[What to do] Go over the listing below line by line and tally those containing "English". Give only the tally.

--- START OF Task data ---

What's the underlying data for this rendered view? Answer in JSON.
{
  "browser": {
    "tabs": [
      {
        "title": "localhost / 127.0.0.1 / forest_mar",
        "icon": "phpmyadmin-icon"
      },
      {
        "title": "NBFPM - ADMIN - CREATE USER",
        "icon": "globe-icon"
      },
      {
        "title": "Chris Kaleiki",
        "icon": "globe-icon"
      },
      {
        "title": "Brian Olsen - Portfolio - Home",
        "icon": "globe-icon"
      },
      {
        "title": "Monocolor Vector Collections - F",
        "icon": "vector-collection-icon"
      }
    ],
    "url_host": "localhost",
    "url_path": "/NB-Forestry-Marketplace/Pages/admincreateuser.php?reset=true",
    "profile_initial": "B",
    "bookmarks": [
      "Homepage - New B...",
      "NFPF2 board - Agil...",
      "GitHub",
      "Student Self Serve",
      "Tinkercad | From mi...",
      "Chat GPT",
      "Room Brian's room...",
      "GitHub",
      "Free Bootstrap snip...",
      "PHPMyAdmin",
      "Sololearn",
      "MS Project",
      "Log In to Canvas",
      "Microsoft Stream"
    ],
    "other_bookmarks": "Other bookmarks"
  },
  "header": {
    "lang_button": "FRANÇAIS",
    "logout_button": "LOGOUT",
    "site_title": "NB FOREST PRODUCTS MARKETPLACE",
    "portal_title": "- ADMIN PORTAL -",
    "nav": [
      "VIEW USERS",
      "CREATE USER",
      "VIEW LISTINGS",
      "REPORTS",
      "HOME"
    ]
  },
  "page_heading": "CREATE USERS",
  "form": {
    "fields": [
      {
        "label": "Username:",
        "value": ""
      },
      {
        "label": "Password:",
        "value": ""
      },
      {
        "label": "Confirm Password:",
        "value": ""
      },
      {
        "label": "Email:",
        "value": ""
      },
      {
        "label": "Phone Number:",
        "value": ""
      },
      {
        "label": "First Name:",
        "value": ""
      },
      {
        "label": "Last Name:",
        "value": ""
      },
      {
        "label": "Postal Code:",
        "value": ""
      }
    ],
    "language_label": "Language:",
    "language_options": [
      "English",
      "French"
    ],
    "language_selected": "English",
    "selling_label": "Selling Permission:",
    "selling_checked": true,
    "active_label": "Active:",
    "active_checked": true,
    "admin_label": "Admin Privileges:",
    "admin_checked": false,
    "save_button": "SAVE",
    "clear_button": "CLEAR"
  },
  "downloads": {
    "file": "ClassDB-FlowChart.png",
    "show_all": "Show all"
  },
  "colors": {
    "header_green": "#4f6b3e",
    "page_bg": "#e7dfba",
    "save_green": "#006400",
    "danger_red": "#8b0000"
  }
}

--- END OF Task data ---

[Solution to the problem] 2